Excerpted text:
───

Re: Problem: Elasticsearch does not start correctly on boot

Posted: Mon May 15, 2017 2:32 pm
by cdienger
Thanks for the update and please keep us posted with the results/logs of the reboot.

The output provided would suggest the service was manually started on the localhost before the command was run, is this a correct assessment?

───

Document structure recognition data
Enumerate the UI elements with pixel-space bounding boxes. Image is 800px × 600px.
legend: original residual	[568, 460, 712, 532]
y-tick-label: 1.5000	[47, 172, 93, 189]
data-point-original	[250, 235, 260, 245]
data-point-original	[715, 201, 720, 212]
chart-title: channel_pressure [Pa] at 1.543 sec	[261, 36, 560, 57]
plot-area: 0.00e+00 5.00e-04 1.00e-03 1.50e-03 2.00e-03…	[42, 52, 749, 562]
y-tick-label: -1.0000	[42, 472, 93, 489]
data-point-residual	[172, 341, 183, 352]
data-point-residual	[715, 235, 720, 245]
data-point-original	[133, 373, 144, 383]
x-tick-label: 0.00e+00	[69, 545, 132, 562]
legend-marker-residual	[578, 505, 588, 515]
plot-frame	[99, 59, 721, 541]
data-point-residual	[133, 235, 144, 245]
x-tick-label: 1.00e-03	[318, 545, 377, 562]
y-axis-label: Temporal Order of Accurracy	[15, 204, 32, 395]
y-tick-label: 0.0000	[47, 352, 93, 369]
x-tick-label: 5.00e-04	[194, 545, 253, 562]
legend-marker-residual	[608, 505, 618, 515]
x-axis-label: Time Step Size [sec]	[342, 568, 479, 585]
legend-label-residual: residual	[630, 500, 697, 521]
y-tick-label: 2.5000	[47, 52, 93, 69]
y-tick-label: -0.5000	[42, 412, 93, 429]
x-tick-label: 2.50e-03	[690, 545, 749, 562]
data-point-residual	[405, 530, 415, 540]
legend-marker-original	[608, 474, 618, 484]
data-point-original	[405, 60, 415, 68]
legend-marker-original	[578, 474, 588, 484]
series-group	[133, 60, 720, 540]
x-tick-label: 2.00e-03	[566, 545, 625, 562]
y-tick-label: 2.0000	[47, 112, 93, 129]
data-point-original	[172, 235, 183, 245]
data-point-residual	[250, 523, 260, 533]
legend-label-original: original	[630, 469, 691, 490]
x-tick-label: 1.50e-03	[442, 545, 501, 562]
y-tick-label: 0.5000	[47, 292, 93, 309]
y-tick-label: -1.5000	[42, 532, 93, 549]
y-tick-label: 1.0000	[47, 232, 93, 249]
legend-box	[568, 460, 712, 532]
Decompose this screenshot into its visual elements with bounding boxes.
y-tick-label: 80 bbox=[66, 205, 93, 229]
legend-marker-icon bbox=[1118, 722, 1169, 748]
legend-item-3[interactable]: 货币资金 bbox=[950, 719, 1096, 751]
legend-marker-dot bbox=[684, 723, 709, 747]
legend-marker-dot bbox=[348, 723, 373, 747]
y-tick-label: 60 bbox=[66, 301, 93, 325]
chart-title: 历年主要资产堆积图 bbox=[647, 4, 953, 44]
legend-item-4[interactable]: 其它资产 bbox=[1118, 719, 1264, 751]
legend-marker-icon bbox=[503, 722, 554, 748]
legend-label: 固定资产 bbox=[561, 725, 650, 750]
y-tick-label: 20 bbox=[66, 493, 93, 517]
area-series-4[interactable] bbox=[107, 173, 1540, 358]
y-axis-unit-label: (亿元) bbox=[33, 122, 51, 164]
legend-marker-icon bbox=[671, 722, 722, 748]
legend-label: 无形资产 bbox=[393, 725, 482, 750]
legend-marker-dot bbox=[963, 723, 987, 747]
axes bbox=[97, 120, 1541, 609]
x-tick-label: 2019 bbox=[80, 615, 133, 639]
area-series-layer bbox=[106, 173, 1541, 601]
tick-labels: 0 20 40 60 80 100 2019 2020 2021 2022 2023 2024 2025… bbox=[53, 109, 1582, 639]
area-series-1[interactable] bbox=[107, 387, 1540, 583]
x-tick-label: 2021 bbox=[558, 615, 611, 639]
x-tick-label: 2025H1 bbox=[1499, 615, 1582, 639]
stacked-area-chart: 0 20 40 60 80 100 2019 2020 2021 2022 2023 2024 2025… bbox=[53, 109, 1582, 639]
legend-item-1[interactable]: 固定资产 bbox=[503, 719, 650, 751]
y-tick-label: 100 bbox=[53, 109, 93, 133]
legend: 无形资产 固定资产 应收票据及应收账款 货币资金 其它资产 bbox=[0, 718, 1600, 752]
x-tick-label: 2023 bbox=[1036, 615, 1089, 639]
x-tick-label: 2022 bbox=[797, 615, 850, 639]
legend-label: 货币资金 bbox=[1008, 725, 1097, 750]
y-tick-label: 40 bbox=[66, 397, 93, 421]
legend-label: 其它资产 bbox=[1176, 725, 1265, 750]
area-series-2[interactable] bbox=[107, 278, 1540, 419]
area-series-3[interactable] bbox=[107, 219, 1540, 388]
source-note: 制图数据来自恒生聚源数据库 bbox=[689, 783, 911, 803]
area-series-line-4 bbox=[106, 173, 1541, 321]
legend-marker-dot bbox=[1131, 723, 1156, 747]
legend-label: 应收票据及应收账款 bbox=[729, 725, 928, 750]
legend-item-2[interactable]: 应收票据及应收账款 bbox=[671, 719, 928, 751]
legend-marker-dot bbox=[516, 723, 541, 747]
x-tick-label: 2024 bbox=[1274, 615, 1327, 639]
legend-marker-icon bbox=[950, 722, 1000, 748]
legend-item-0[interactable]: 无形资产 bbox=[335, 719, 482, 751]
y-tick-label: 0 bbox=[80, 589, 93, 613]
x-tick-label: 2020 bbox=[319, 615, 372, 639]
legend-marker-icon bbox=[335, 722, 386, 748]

───

Brief A: According to the forum reply, what should be reported after the reboot?
Brief B: Copy the forum reply word for word from "Posted: Mon May" to "a correct assessment?".

Final answer A: The results/logs of the reboot.

Final answer B:
Posted: Mon May 15, 2017 2:32 pm
by cdienger
Thanks for the update and please keep us posted with the results/logs of the reboot.

The output provided would suggest the service was manually started on the localhost before the command was run, is this a correct assessment?